What to work on: Identify the lines that include the word "icon", then copy all of them.

══════════

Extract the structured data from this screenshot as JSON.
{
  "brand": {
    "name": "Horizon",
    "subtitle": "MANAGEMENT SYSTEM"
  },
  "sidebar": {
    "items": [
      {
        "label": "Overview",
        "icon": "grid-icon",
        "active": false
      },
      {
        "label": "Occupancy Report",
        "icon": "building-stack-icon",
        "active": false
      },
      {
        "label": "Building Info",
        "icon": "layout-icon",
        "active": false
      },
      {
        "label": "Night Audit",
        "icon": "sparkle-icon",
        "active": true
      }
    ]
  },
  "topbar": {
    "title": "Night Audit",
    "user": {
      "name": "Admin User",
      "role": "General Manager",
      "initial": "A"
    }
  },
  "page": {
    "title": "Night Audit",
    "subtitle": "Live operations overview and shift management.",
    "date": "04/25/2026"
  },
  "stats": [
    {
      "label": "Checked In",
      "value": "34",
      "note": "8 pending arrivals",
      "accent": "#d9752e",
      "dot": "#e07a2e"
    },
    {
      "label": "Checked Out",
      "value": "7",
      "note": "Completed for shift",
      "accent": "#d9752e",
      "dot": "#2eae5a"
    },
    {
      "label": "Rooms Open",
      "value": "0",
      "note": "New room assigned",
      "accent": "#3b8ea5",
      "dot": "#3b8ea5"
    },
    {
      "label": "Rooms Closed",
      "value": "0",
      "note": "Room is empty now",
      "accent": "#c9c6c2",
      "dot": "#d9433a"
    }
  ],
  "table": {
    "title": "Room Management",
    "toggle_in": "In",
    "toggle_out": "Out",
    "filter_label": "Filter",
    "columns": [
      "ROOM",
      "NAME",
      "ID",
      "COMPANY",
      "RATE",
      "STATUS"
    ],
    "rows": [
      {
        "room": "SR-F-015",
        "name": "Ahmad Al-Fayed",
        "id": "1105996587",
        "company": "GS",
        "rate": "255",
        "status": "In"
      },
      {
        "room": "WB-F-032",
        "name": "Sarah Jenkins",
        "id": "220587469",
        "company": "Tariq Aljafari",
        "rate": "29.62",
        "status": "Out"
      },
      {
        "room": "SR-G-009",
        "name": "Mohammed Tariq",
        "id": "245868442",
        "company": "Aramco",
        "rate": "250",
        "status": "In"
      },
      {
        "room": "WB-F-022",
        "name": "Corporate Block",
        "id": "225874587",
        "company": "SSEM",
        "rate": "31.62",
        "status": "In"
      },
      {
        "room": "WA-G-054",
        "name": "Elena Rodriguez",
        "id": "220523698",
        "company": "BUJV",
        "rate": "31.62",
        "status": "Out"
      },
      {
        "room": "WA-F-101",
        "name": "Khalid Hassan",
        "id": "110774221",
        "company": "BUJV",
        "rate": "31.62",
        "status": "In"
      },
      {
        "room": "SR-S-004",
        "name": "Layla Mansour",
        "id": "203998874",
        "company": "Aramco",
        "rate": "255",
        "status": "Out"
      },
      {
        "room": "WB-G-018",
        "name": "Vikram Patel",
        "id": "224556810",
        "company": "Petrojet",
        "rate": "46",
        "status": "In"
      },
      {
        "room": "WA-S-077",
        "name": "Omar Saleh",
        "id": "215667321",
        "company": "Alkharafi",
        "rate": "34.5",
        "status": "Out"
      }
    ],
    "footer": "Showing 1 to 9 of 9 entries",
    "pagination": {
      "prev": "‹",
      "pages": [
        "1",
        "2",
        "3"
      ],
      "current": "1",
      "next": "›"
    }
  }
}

══════════

Full answer:
        "icon": "grid-icon",
        "icon": "building-stack-icon",
        "icon": "layout-icon",
        "icon": "sparkle-icon",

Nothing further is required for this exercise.